Does Capital Imply Coercion?

Does Capital Imply Coercion?

This unvoiced question lies hidden at the center of many of the most pressing policy debates in economics today. From discussion in the US over whether ‘Every billionaire is a policy failure’, to those in Africa about the proper role of foreign, especially Chinese, investment in devising an effective development strategy, the question emerges. On the one hand liberals, especially classical liberals in the vein of Adam Smith, argue that investment in capital involves no coercion and in fact frees up more opportunities for other members of society. On the other hand leftists argue that workers and peasants the world over have lost agency and been forced into low paying or unfulfilling work as a result of global capitalism.

The pro-capital side tends to be more theoretical, while the anti-capital side is more experiential.  Liberals argue that wealth is not zero-sum, that investment in capital increases the wealth available to everyone, and so while it may increase inequality, it does not reduce the agency or absolute material prosperity of even the workers who don’t own any capital. They point to the grand sweep of history, the overall material gains of most of the world’s population, and above all the economic theory of individual choice and rational actors. After all, no one forces anyone to do a particular job, so anyone who takes the job must have decided this is their best possible option. And if the job itself exists only because someone invested in the capital—a restaurant, a factory, etc—then the investor must necessarily have improved the lot of the worker.

▶ _Exercises to complete_:
a. In the essay on capital and coercion, which side of the debate tends to be more theoretical?
b. Say whether each statement agrees with the essay on capital and coercion, and quote the words that decide it: (i) Leftists argue that investment in capital involves no coercion. (ii) Liberals point to the economic theory of individual choice and rational actors. (iii) The anti-capital side is described as more experiential.
c. Carry on the essay on capital and coercion from its last sentence.
The records come after the essay and are separate from it.

▶ _Data records_:
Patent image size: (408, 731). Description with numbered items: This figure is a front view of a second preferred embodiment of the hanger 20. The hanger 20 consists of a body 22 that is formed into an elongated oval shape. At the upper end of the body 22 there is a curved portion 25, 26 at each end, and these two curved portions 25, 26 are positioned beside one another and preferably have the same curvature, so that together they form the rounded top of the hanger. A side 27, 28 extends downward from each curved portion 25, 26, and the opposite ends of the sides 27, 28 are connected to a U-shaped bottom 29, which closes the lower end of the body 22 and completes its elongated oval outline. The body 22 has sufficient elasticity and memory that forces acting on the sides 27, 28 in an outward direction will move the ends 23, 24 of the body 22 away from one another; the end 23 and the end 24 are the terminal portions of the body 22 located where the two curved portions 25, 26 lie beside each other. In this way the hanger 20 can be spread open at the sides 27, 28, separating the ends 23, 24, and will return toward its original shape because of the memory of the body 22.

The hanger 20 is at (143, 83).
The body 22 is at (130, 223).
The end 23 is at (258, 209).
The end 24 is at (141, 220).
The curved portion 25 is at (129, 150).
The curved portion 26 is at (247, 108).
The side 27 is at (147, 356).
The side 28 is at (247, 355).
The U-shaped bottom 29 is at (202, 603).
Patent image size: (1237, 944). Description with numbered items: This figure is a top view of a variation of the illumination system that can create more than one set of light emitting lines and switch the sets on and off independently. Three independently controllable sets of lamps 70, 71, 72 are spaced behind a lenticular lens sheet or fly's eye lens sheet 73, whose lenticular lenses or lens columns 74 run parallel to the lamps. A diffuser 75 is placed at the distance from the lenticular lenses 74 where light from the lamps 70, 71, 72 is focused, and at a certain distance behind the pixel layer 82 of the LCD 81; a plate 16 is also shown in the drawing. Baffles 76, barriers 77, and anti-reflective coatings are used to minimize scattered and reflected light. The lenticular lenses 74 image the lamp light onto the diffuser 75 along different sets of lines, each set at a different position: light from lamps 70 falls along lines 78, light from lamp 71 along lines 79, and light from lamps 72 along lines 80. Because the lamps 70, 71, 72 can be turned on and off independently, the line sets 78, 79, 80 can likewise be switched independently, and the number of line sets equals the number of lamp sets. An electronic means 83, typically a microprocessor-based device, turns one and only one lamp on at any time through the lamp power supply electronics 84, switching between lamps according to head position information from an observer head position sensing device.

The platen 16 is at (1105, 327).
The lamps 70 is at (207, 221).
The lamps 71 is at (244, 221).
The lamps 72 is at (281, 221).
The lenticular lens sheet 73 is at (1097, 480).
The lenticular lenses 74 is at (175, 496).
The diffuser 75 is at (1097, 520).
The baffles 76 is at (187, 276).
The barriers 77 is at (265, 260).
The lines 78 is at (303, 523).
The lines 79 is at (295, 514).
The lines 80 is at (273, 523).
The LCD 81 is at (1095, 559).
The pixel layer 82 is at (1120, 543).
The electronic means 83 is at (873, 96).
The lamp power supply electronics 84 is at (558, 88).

▶ _Answers per task_:
a. The pro-capital side.

b.
(i) No: "liberals, especially classical liberals in the vein of Adam Smith, argue that investment in capital involves no coercion"
(ii) Yes: "above all the economic theory of individual choice and rational actors"
(iii) Yes: "the anti-capital side is more experiential"

c.
The anti-capital side—generally but not always consisting of leftists—argues from experience. To a low wage worker it certainly doesn’t feel like there are other options or that the work relationship was freely entered into. While the overall condition of humankind may have improved, there seem to be many cases where an influx of capital made one generation actually more miserable than their predecessors. A textile worker in 1820 Manchester or 1990 Jakarta or even an intern in 2019 San Francisco may be perfectly justified in feeling that they are less free than their parents or grandparents. How is this the case, when each worker is employing more capital and thus producing more wealth than their predecessors? Liberals often struggle to explain these instances in a way that is consistent with their economic beliefs, even as they updated their own political positions to deal with the obvious facts. Leonard Hobhouse, for example, described the coerced worker in his seminal work Liberalism in 1911,

Here was the owner of a mill employing five hundred hands. Here was an operative possessed of no alternative means of subsistence seeking employment. Suppose them to bargain as to terms. If the bargain failed, the employer lost one man and had four hundred and ninety-nine to keep his mill going. At worst he might for a day or two, until another operative appeared, have a little difficulty in working a single machine. During the same days the operative might have nothing to eat, and might see his children going hungry. Where was the effective liberty in such an arrangement?[1]

Hobhouse goes on to describe how liberals thus had to, in the early 19th century, begin to move away from laissez faire economics in order to safeguard actual, effective liberty. Modern liberals followed much the same route—almost anyone describing themselves as a liberal today would probably agree with Hobhouse’s assessment, at least when applied to 19th century factories. But while Hobhouse recognizes the coercive potential of property, he doesn’t provide an explanation for why the issue arose, suggesting that it is perhaps the difference of scale between capital and labor that creates the difference. This may well be part of it, but I would propose a different explanation for why capital becomes coercive: elasticity.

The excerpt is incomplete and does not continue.